== GIVEN TASK ==
Pull every line containing the word "color" from the records.

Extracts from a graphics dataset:
- - -
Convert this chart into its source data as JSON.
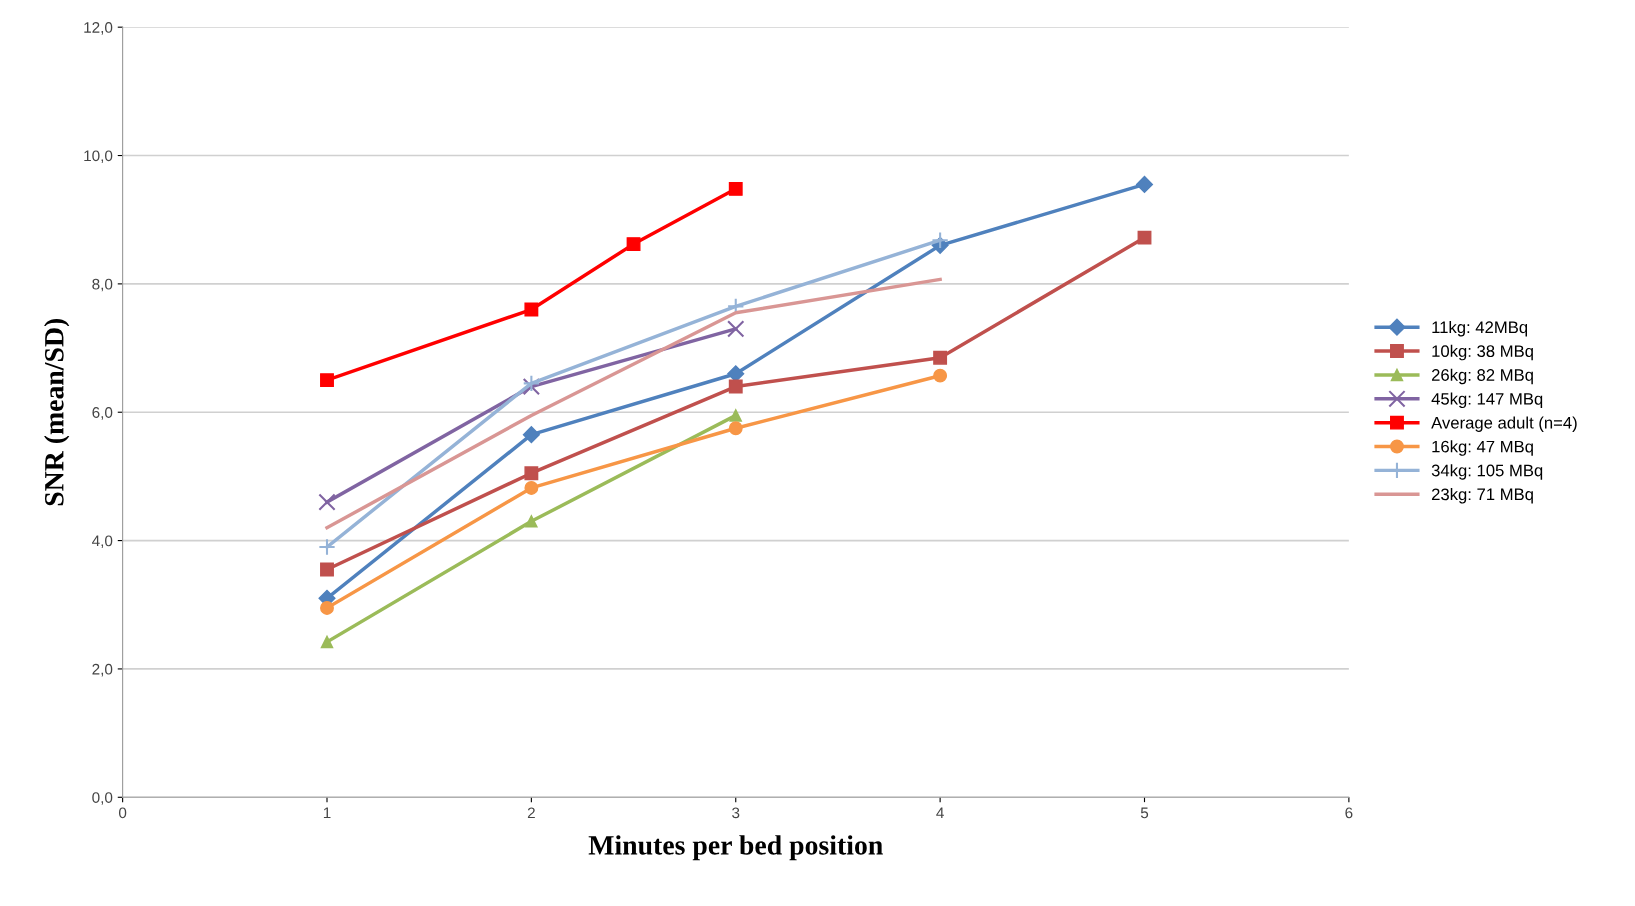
{
  "chart_data": {
    "type": "line",
    "xlabel": "Minutes per bed position",
    "ylabel": "SNR (mean/SD)",
    "xlim": [
      0,
      6
    ],
    "xticks": [
      0,
      1,
      2,
      3,
      4,
      5,
      6
    ],
    "ylim": [
      0,
      12
    ],
    "yticks": [
      {
        "value": 0,
        "label": "0,0"
      },
      {
        "value": 2,
        "label": "2,0"
      },
      {
        "value": 4,
        "label": "4,0"
      },
      {
        "value": 6,
        "label": "6,0"
      },
      {
        "value": 8,
        "label": "8,0"
      },
      {
        "value": 10,
        "label": "10,0"
      },
      {
        "value": 12,
        "label": "12,0"
      }
    ],
    "grid": "y",
    "legend": "right",
    "line_style": "solid",
    "series": [
      {
        "name": "11kg: 42MBq",
        "color": "#4f81bd",
        "marker": "diamond",
        "x": [
          1,
          2,
          3,
          4,
          5
        ],
        "values": [
          3.1,
          5.65,
          6.6,
          8.6,
          9.55
        ]
      },
      {
        "name": "10kg: 38 MBq",
        "color": "#c0504d",
        "marker": "square",
        "x": [
          1,
          2,
          3,
          4,
          5
        ],
        "values": [
          3.55,
          5.05,
          6.4,
          6.85,
          8.72
        ]
      },
      {
        "name": "26kg: 82 MBq",
        "color": "#9bbb59",
        "marker": "triangle",
        "x": [
          1,
          2,
          3
        ],
        "values": [
          2.42,
          4.3,
          5.95
        ]
      },
      {
        "name": "45kg: 147 MBq",
        "color": "#8064a2",
        "marker": "cross",
        "x": [
          1,
          2,
          3
        ],
        "values": [
          4.6,
          6.4,
          7.3
        ]
      },
      {
        "name": "Average adult (n=4)",
        "color": "#ff0000",
        "marker": "square",
        "x": [
          1,
          2,
          2.5,
          3
        ],
        "values": [
          6.5,
          7.6,
          8.62,
          9.48
        ]
      },
      {
        "name": "16kg: 47 MBq",
        "color": "#f79646",
        "marker": "circle",
        "x": [
          1,
          2,
          3,
          4
        ],
        "values": [
          2.95,
          4.82,
          5.75,
          6.57
        ]
      },
      {
        "name": "34kg: 105 MBq",
        "color": "#95b3d7",
        "marker": "plus",
        "x": [
          1,
          2,
          3,
          4
        ],
        "values": [
          3.9,
          6.45,
          7.65,
          8.68
        ]
      },
      {
        "name": "23kg: 71 MBq",
        "color": "#d99694",
        "marker": "none",
        "x": [
          1,
          2,
          3,
          4
        ],
        "values": [
          4.2,
          5.95,
          7.55,
          8.07
        ]
      }
    ]
  }
}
- - -
== TASK RESULT ==
        "color": "#4f81bd",
        "color": "#c0504d",
        "color": "#9bbb59",
        "color": "#8064a2",
        "color": "#ff0000",
        "color": "#f79646",
        "color": "#95b3d7",
        "color": "#d99694",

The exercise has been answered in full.